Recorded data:

#####

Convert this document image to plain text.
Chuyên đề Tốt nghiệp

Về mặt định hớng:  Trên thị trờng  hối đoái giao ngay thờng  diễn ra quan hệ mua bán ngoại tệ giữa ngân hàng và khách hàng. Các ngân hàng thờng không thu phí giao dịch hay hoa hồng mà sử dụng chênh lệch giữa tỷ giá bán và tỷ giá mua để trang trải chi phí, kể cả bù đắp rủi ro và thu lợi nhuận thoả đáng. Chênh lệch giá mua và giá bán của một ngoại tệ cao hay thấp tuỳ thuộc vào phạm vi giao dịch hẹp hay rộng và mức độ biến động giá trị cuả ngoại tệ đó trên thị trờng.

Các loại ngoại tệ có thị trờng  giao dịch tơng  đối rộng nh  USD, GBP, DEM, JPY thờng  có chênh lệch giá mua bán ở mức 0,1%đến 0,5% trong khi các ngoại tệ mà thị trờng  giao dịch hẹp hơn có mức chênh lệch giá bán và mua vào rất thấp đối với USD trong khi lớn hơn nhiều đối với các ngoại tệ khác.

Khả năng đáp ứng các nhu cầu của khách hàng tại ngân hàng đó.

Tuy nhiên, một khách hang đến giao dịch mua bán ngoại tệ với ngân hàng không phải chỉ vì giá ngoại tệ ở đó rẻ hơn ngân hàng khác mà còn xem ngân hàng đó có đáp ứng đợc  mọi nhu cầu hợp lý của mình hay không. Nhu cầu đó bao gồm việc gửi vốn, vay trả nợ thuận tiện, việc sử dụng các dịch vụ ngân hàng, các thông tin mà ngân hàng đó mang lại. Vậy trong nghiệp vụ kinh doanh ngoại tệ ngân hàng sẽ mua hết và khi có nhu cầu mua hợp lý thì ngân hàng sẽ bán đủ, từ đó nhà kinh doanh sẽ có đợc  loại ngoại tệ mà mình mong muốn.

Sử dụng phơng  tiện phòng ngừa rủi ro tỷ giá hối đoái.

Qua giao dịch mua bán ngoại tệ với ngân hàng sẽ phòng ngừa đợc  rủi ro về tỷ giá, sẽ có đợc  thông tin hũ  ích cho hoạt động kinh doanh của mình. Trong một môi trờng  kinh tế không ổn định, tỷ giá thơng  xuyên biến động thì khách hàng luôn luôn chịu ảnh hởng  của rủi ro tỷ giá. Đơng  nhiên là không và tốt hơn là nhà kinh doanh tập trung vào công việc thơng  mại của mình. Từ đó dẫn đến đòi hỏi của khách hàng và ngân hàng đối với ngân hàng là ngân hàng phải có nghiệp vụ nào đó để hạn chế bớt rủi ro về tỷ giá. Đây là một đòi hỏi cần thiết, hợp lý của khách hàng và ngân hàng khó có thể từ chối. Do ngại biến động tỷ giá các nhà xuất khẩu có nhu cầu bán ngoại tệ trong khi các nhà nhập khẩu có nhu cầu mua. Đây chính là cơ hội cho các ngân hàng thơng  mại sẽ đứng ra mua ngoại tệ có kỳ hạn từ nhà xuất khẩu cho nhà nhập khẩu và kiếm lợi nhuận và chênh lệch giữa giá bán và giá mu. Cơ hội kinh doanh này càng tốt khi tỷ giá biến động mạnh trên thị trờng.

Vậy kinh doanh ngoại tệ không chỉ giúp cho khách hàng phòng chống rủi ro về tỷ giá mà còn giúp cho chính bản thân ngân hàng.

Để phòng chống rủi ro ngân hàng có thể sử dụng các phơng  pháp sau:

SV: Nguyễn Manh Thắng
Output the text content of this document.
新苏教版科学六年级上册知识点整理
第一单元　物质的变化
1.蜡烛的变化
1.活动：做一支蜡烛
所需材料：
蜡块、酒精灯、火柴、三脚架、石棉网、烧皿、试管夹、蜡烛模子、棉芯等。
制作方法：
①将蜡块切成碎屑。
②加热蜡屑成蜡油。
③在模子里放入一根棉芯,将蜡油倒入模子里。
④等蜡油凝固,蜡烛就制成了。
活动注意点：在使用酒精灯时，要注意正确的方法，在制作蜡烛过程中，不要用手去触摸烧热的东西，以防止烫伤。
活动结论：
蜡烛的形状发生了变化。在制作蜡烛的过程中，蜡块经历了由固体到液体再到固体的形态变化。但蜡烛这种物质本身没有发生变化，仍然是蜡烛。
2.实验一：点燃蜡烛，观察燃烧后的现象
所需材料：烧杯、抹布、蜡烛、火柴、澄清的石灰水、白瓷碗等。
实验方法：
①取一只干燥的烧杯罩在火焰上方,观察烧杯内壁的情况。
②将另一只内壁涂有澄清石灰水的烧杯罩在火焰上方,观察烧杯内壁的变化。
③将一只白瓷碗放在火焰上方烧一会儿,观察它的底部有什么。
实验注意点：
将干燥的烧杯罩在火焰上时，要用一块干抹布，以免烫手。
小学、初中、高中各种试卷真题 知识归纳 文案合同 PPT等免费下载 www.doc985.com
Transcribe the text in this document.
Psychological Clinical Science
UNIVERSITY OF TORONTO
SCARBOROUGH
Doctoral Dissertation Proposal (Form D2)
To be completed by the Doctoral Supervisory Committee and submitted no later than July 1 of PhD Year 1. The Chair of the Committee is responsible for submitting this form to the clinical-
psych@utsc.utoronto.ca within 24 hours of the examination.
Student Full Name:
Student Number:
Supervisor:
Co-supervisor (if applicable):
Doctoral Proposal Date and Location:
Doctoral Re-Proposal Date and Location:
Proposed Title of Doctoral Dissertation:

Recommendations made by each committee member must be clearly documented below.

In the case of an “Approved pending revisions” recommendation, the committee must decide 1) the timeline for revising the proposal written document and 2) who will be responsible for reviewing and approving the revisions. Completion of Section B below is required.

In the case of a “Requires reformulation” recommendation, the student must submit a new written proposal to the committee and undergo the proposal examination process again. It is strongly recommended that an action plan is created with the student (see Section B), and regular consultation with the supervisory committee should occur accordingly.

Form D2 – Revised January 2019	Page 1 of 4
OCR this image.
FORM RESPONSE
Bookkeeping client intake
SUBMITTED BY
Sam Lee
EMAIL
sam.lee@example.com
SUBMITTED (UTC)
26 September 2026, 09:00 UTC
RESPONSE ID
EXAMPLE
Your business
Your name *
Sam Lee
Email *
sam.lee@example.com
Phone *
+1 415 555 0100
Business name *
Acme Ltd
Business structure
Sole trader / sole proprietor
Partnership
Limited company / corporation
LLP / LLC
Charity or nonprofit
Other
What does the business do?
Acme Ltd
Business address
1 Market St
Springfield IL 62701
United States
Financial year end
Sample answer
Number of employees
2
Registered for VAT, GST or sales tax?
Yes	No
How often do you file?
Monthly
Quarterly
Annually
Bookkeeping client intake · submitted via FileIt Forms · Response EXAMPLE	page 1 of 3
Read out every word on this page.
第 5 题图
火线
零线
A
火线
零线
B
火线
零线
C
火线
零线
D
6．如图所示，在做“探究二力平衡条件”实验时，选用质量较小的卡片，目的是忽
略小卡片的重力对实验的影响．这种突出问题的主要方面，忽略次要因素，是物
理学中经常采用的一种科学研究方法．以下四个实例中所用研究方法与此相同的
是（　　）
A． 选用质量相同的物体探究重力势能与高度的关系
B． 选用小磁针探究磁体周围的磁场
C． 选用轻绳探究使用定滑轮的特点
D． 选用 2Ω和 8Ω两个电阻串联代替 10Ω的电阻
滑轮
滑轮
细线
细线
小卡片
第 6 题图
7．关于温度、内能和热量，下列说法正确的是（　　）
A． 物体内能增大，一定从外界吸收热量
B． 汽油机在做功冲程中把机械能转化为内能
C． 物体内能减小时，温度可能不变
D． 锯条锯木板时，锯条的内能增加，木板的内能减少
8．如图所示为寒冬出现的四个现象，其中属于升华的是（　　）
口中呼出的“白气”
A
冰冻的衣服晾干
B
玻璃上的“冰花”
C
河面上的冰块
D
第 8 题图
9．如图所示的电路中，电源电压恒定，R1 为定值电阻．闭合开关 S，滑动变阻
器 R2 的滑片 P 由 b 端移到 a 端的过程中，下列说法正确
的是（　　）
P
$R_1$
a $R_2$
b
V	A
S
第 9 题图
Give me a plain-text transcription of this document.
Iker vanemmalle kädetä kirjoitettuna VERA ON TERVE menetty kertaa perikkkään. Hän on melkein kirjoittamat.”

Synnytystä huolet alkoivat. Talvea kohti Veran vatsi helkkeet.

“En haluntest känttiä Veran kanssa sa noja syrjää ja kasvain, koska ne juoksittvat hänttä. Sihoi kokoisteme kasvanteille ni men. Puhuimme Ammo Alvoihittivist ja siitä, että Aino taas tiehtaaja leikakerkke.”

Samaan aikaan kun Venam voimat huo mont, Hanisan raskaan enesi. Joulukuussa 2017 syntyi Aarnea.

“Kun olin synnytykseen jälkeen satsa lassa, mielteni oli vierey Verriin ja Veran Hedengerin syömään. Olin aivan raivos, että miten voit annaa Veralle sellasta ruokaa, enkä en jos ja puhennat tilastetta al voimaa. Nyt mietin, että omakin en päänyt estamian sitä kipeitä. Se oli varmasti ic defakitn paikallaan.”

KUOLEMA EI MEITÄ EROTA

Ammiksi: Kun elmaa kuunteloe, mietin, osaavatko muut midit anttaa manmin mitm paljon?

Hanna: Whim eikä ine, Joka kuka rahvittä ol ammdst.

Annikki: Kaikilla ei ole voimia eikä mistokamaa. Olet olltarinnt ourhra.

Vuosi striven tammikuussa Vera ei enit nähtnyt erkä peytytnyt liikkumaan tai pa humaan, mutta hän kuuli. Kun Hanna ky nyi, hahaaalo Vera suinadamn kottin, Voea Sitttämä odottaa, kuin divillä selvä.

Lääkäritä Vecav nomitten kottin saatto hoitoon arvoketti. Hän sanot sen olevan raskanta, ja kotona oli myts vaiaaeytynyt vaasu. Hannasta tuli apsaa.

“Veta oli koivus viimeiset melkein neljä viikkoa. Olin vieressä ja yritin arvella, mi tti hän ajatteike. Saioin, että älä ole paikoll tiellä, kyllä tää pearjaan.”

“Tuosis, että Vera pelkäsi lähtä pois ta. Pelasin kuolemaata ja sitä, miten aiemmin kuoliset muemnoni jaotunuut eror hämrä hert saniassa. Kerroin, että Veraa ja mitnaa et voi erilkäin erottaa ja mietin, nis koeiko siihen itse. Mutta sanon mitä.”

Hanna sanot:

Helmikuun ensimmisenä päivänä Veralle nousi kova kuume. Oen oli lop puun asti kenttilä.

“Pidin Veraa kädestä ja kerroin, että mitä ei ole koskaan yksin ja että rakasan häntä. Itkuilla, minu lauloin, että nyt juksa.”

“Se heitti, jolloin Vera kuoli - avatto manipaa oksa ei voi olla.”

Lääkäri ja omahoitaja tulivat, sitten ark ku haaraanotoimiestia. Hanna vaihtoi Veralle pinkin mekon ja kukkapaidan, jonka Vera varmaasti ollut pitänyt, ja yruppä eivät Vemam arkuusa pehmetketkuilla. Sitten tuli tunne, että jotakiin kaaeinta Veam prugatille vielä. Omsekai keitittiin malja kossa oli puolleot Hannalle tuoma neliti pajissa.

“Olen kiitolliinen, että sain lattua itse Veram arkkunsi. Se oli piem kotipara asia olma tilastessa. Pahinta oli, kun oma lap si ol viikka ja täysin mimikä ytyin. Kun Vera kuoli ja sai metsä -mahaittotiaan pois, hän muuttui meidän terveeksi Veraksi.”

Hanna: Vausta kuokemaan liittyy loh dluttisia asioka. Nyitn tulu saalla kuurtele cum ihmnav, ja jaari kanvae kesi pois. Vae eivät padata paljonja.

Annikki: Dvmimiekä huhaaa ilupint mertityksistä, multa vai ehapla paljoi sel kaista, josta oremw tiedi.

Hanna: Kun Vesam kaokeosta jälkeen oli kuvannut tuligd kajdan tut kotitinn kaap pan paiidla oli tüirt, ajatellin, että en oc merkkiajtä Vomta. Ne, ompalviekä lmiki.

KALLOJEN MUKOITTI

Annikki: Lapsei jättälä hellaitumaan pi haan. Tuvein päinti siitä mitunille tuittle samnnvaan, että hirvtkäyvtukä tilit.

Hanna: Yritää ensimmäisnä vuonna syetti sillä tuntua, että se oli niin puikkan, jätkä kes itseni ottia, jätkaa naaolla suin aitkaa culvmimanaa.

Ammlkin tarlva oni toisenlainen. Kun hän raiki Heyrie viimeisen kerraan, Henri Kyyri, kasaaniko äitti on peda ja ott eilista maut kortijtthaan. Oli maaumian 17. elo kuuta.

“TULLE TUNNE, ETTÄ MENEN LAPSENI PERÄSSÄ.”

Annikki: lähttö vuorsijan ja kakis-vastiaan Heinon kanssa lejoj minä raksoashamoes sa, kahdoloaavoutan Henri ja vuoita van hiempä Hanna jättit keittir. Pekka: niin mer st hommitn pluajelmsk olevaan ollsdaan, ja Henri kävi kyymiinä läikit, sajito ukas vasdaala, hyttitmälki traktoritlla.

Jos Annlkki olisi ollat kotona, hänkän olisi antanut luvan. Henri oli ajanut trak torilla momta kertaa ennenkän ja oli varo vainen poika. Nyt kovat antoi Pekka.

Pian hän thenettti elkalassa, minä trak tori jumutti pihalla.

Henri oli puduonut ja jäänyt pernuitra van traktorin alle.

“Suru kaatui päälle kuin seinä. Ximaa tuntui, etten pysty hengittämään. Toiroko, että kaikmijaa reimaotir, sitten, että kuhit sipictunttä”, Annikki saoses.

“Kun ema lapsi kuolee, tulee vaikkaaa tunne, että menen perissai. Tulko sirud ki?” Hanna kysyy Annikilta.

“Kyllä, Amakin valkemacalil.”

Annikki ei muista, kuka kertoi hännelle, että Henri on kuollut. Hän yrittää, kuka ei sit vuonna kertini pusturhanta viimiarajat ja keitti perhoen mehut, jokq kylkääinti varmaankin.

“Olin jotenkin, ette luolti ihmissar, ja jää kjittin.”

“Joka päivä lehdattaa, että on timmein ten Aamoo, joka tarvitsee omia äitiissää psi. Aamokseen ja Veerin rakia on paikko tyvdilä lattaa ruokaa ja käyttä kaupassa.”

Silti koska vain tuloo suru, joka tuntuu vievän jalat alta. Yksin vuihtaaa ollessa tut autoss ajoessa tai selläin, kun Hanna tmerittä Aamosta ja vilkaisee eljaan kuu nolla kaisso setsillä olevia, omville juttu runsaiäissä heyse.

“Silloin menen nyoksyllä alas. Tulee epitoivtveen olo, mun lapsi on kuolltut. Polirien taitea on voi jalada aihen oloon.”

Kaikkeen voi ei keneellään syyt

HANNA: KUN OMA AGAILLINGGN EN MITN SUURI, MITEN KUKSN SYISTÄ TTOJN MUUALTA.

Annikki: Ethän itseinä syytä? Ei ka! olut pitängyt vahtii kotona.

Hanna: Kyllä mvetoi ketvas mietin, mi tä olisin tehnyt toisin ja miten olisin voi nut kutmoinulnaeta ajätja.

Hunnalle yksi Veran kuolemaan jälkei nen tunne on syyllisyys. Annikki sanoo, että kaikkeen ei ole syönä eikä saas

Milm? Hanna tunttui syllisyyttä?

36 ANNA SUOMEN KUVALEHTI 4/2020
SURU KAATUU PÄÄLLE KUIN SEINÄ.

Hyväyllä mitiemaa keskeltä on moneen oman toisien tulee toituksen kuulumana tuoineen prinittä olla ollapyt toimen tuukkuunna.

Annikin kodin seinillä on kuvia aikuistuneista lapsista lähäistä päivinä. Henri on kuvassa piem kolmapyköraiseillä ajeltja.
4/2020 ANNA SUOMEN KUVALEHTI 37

#####

Problem description: Go through the records and pull out each line that includes the word "SUOMEN".

The answer:
36 ANNA SUOMEN KUVALEHTI 4/2020
4/2020 ANNA SUOMEN KUVALEHTI 37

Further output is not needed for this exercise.